Data

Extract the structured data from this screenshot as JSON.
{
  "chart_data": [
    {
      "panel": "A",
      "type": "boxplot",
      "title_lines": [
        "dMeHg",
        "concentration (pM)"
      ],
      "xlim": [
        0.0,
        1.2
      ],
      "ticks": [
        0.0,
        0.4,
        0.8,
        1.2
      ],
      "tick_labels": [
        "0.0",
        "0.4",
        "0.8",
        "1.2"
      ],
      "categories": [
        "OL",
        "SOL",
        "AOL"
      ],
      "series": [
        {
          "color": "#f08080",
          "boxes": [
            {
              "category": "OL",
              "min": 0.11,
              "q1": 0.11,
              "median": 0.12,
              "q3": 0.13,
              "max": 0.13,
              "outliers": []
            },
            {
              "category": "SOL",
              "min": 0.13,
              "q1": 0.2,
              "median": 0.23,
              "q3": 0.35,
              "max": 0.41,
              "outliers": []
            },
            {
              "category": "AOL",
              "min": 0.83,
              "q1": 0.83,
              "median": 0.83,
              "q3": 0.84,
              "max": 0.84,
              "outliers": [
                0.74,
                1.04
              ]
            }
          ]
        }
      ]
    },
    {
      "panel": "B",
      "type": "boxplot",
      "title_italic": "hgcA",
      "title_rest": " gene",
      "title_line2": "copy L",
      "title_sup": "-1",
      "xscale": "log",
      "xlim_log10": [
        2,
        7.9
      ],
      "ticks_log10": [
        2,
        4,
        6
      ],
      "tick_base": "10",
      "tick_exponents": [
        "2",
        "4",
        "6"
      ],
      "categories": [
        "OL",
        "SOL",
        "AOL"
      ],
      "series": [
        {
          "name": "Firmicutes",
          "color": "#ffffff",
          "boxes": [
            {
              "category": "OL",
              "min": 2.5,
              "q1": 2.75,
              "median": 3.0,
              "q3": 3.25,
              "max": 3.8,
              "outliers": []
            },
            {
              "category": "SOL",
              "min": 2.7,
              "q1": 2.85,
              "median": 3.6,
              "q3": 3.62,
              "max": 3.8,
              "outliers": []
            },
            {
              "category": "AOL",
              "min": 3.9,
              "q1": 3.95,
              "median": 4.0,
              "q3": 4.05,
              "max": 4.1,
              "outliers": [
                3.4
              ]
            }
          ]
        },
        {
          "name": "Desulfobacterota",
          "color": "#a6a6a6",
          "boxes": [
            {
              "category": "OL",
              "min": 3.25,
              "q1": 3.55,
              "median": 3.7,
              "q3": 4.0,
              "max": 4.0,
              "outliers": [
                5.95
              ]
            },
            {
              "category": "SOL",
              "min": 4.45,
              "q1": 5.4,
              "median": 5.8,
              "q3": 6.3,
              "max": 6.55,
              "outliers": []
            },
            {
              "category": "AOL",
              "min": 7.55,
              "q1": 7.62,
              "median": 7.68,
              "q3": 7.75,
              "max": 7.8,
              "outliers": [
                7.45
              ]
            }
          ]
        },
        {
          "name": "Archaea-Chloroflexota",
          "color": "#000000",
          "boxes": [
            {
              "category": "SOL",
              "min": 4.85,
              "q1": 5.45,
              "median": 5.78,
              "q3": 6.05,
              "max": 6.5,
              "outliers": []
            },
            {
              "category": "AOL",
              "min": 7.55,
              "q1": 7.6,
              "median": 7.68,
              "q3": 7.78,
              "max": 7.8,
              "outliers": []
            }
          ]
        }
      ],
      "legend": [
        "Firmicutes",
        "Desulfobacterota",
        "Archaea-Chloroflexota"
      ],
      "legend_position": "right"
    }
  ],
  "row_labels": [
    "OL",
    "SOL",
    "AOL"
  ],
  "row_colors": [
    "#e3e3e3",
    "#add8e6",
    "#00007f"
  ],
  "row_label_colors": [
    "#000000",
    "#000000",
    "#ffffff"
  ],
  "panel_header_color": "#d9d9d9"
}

Stated task
Repeat each of the entries above precisely as given.

Expected answer
Extract the structured data from this screenshot as JSON.
{
  "chart_data": [
    {
      "panel": "A",
      "type": "boxplot",
      "title_lines": [
        "dMeHg",
        "concentration (pM)"
      ],
      "xlim": [
        0.0,
        1.2
      ],
      "ticks": [
        0.0,
        0.4,
        0.8,
        1.2
      ],
      "tick_labels": [
        "0.0",
        "0.4",
        "0.8",
        "1.2"
      ],
      "categories": [
        "OL",
        "SOL",
        "AOL"
      ],
      "series": [
        {
          "color": "#f08080",
          "boxes": [
            {
              "category": "OL",
              "min": 0.11,
              "q1": 0.11,
              "median": 0.12,
              "q3": 0.13,
              "max": 0.13,
              "outliers": []
            },
            {
              "category": "SOL",
              "min": 0.13,
              "q1": 0.2,
              "median": 0.23,
              "q3": 0.35,
              "max": 0.41,
              "outliers": []
            },
            {
              "category": "AOL",
              "min": 0.83,
              "q1": 0.83,
              "median": 0.83,
              "q3": 0.84,
              "max": 0.84,
              "outliers": [
                0.74,
                1.04
              ]
            }
          ]
        }
      ]
    },
    {
      "panel": "B",
      "type": "boxplot",
      "title_italic": "hgcA",
      "title_rest": " gene",
      "title_line2": "copy L",
      "title_sup": "-1",
      "xscale": "log",
      "xlim_log10": [
        2,
        7.9
      ],
      "ticks_log10": [
        2,
        4,
        6
      ],
      "tick_base": "10",
      "tick_exponents": [
        "2",
        "4",
        "6"
      ],
      "categories": [
        "OL",
        "SOL",
        "AOL"
      ],
      "series": [
        {
          "name": "Firmicutes",
          "color": "#ffffff",
          "boxes": [
            {
              "category": "OL",
              "min": 2.5,
              "q1": 2.75,
              "median": 3.0,
              "q3": 3.25,
              "max": 3.8,
              "outliers": []
            },
            {
              "category": "SOL",
              "min": 2.7,
              "q1": 2.85,
              "median": 3.6,
              "q3": 3.62,
              "max": 3.8,
              "outliers": []
            },
            {
              "category": "AOL",
              "min": 3.9,
              "q1": 3.95,
              "median": 4.0,
              "q3": 4.05,
              "max": 4.1,
              "outliers": [
                3.4
              ]
            }
          ]
        },
        {
          "name": "Desulfobacterota",
          "color": "#a6a6a6",
          "boxes": [
            {
              "category": "OL",
              "min": 3.25,
              "q1": 3.55,
              "median": 3.7,
              "q3": 4.0,
              "max": 4.0,
              "outliers": [
                5.95
              ]
            },
            {
              "category": "SOL",
              "min": 4.45,
              "q1": 5.4,
              "median": 5.8,
              "q3": 6.3,
              "max": 6.55,
              "outliers": []
            },
            {
              "category": "AOL",
              "min": 7.55,
              "q1": 7.62,
              "median": 7.68,
              "q3": 7.75,
              "max": 7.8,
              "outliers": [
                7.45
              ]
            }
          ]
        },
        {
          "name": "Archaea-Chloroflexota",
          "color": "#000000",
          "boxes": [
            {
              "category": "SOL",
              "min": 4.85,
              "q1": 5.45,
              "median": 5.78,
              "q3": 6.05,
              "max": 6.5,
              "outliers": []
            },
            {
              "category": "AOL",
              "min": 7.55,
              "q1": 7.6,
              "median": 7.68,
              "q3": 7.78,
              "max": 7.8,
              "outliers": []
            }
          ]
        }
      ],
      "legend": [
        "Firmicutes",
        "Desulfobacterota",
        "Archaea-Chloroflexota"
      ],
      "legend_position": "right"
    }
  ],
  "row_labels": [
    "OL",
    "SOL",
    "AOL"
  ],
  "row_colors": [
    "#e3e3e3",
    "#add8e6",
    "#00007f"
  ],
  "row_label_colors": [
    "#000000",
    "#000000",
    "#ffffff"
  ],
  "panel_header_color": "#d9d9d9"
}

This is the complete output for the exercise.